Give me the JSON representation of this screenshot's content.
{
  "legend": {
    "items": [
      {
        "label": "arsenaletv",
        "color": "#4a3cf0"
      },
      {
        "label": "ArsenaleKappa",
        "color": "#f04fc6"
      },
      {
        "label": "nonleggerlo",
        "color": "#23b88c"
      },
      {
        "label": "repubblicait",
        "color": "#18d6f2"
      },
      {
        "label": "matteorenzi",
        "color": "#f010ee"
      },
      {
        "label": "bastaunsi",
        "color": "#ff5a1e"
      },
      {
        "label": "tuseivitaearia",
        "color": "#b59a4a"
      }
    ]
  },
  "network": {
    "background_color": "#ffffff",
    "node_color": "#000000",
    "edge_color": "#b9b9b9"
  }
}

TASK TO CARRY OUT: Go through the entries and return each line where the word "label" appears.

THE RESULT:
        "label": "arsenaletv",
        "label": "ArsenaleKappa",
        "label": "nonleggerlo",
        "label": "repubblicait",
        "label": "matteorenzi",
        "label": "bastaunsi",
        "label": "tuseivitaearia",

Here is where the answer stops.